▸ **Task requirements**
Locate each line with the string "Limited" in the listing below and copy it.

▸ **Supplied information**
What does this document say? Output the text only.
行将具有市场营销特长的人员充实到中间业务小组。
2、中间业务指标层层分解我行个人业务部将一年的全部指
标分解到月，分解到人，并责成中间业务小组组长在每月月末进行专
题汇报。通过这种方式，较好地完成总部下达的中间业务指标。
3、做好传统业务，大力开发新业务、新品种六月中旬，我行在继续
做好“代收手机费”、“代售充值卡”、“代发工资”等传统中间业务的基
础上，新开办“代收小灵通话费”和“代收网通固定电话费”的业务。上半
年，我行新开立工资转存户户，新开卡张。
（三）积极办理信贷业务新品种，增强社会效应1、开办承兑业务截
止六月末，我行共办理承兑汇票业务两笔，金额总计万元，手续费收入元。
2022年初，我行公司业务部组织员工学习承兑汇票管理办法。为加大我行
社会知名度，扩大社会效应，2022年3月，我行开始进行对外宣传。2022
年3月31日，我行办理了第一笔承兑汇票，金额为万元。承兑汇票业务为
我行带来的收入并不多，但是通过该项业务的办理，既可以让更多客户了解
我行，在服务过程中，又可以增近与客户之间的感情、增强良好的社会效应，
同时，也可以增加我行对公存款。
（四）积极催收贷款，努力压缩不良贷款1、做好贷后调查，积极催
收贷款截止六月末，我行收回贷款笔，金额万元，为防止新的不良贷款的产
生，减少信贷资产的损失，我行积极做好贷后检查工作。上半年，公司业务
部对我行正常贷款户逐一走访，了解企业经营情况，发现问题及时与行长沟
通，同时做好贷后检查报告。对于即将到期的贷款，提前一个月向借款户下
==
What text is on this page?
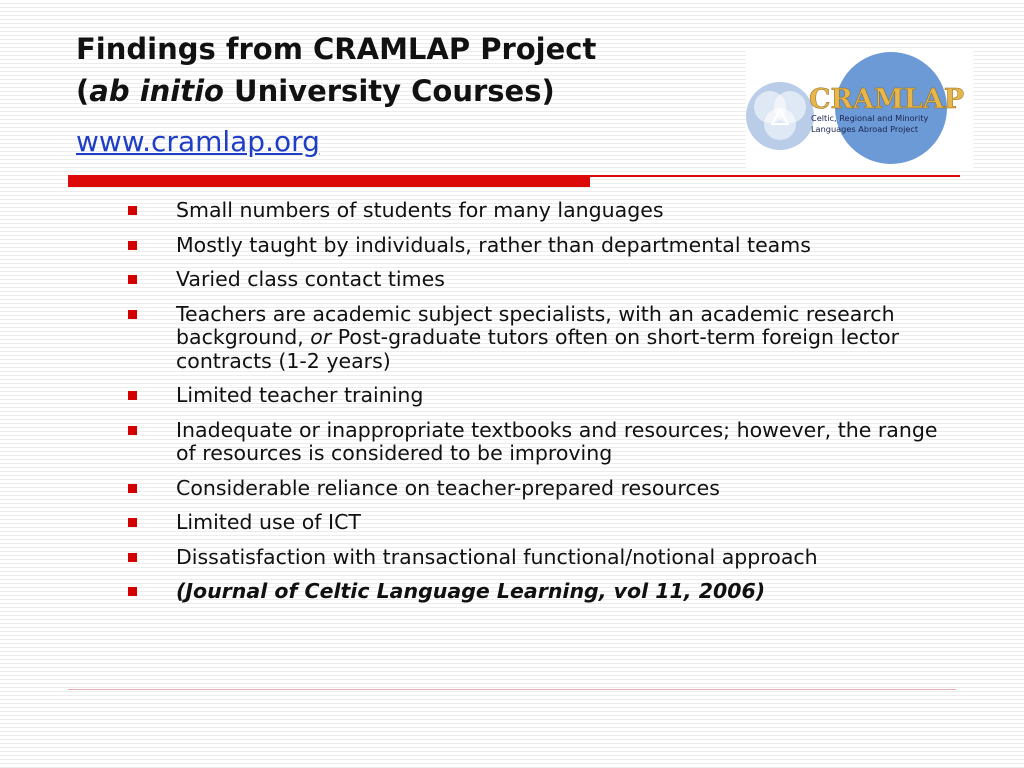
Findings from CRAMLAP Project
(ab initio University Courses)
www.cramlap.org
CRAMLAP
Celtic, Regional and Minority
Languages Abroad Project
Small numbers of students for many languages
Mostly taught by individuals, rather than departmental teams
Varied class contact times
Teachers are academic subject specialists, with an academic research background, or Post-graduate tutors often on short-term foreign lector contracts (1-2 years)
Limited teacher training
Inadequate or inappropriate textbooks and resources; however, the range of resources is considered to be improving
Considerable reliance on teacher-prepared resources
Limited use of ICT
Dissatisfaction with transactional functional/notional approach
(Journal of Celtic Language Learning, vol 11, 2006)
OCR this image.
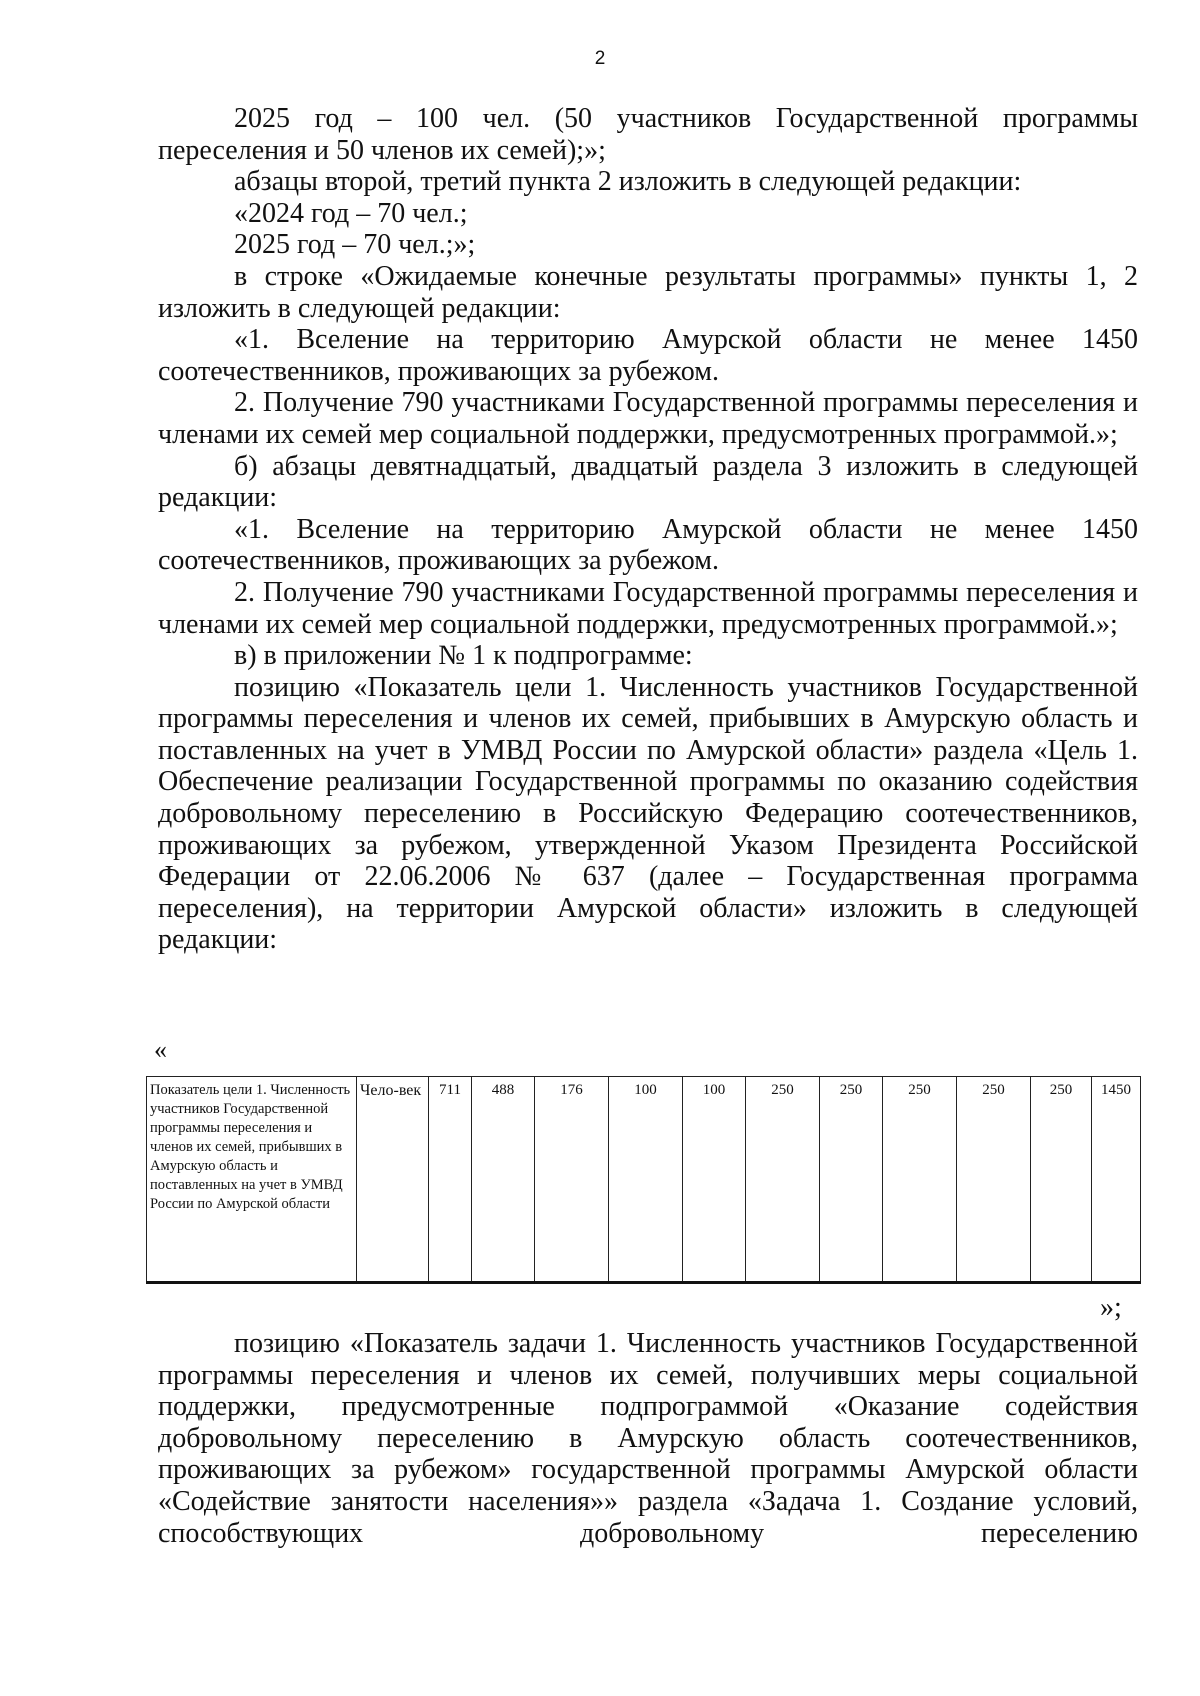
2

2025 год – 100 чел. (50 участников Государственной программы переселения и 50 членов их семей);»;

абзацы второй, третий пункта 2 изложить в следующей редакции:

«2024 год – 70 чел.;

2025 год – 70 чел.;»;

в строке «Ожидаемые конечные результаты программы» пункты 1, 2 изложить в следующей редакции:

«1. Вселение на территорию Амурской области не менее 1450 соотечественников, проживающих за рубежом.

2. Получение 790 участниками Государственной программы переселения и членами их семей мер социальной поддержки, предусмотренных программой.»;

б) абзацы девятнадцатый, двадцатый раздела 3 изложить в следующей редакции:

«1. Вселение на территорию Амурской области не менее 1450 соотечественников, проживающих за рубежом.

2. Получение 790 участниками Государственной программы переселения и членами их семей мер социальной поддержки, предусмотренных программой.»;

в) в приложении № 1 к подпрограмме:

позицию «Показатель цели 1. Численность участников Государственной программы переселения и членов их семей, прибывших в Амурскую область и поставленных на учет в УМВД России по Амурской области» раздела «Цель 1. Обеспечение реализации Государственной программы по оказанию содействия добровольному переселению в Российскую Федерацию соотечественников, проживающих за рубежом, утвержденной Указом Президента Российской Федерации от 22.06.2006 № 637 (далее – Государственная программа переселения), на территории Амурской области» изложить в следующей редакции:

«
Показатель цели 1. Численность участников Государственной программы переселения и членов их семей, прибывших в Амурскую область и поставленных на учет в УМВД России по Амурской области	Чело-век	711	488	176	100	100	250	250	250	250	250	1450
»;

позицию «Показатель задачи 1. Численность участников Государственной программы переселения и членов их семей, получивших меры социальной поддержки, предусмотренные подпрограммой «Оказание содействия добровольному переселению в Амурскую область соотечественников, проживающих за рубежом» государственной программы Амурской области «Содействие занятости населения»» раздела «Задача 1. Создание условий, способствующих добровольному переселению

▸ **Reply to the exercise**
Limited teacher training
Limited use of ICT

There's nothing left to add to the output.